▶ **Exercise requirements**: Determine the number of lines in the data that include the word "Hard", and write only that number.

▶ **Records shown**:
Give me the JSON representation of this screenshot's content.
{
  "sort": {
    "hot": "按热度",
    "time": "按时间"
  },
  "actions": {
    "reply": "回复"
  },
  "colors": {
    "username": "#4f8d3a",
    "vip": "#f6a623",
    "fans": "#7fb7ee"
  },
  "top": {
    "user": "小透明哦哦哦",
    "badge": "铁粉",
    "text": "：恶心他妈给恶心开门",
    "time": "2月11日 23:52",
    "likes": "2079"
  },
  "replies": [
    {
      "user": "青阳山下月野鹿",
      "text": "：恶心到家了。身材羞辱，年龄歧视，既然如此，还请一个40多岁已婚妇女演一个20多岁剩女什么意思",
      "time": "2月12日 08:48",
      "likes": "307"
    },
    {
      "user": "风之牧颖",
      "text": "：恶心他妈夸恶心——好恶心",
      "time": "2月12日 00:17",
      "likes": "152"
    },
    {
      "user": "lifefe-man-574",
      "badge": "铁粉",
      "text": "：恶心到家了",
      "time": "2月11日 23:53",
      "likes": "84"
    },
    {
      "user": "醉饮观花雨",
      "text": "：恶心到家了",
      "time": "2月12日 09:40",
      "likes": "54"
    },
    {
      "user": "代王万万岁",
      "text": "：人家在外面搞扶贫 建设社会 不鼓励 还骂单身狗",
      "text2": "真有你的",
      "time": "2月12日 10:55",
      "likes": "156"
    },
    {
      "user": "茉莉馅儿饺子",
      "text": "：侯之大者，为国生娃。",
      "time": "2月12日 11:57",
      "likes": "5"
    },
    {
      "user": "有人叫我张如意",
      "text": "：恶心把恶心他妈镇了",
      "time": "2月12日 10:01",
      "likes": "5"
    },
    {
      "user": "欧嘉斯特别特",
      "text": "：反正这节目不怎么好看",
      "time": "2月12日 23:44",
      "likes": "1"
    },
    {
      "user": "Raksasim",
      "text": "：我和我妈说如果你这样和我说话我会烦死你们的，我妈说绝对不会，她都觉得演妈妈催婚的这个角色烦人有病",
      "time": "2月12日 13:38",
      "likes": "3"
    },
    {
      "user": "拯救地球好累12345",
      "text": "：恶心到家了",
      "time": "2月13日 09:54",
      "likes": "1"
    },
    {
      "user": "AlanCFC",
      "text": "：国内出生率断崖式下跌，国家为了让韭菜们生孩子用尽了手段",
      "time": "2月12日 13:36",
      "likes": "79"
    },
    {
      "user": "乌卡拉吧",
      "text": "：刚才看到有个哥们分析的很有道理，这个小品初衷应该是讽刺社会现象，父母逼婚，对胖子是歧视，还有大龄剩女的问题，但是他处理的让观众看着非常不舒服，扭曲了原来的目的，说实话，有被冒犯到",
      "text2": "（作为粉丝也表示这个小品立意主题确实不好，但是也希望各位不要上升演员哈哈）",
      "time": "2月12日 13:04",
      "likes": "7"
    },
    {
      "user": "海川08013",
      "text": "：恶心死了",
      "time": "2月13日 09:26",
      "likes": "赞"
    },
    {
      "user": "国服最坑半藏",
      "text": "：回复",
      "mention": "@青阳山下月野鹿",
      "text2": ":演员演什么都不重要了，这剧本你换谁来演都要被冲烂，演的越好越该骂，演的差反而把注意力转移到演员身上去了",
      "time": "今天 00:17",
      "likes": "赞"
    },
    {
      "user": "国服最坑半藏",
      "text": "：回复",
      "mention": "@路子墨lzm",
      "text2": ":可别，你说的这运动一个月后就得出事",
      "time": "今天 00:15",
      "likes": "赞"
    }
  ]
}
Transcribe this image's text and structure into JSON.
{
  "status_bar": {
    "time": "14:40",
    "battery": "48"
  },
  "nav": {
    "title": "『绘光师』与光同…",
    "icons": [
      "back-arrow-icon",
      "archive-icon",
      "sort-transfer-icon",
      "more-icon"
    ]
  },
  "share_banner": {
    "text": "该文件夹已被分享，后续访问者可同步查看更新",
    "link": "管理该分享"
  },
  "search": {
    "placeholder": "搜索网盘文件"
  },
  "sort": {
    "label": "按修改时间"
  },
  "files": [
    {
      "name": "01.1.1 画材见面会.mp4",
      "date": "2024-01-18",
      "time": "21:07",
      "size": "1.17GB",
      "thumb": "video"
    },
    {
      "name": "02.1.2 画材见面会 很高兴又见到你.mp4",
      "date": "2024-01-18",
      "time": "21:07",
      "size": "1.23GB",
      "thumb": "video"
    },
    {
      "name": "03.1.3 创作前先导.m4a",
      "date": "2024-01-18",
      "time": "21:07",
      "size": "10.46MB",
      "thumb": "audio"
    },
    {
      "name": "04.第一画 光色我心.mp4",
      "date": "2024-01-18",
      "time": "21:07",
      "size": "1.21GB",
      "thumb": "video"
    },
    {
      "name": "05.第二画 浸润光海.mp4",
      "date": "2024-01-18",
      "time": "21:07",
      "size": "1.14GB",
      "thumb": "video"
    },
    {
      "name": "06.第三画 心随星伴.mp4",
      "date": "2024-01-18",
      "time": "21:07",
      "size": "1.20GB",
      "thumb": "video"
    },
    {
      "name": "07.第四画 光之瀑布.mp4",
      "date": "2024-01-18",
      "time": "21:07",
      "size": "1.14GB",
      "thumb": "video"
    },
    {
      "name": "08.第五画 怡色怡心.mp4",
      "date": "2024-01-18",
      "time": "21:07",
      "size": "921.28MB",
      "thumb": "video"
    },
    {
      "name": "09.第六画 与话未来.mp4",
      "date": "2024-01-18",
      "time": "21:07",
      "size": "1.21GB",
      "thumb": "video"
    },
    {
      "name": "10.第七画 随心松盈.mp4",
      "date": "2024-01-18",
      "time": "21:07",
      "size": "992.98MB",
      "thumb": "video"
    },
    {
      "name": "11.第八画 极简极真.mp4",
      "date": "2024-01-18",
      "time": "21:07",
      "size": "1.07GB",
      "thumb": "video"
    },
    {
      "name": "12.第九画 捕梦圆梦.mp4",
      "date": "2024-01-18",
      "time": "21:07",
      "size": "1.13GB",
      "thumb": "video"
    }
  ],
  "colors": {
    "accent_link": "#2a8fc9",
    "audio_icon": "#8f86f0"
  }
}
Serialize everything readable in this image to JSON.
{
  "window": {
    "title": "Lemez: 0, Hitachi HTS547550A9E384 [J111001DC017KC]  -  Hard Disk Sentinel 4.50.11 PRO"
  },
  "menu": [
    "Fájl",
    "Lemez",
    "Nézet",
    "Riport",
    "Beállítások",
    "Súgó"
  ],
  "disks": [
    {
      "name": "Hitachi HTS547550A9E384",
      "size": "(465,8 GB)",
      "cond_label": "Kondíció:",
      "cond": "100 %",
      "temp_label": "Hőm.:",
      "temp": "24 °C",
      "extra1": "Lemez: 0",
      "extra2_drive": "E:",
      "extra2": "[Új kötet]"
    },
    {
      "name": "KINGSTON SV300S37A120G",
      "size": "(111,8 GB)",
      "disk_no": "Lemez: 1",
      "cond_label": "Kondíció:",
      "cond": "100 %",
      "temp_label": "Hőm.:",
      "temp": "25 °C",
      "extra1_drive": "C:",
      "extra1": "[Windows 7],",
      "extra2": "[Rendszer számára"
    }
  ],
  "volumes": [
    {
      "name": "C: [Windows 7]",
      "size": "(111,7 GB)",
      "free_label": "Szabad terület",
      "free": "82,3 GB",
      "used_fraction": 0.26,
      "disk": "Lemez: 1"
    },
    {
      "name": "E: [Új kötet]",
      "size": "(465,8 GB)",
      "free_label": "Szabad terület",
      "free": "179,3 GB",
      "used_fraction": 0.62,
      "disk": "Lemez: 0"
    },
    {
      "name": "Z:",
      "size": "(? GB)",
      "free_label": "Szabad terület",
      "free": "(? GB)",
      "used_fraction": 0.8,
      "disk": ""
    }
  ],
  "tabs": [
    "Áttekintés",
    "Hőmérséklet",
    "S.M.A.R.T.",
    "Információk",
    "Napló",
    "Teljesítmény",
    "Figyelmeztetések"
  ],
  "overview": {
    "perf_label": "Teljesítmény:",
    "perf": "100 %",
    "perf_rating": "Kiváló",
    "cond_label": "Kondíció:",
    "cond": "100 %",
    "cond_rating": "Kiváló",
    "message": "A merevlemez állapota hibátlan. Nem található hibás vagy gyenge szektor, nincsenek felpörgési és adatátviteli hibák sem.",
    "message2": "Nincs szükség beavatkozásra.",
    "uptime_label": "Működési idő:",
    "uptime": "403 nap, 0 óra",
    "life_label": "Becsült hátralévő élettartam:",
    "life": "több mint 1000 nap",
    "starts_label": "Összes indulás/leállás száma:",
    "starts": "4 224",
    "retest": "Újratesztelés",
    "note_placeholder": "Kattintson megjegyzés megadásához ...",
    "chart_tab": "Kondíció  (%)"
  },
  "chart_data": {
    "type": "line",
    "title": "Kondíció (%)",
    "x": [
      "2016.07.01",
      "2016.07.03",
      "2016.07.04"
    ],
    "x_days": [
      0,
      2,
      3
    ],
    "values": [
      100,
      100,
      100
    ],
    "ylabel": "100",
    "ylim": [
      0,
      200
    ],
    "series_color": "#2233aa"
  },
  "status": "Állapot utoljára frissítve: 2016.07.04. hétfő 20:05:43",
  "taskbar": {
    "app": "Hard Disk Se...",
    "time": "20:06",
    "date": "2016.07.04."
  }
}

▶ **Solution to this problem**: 2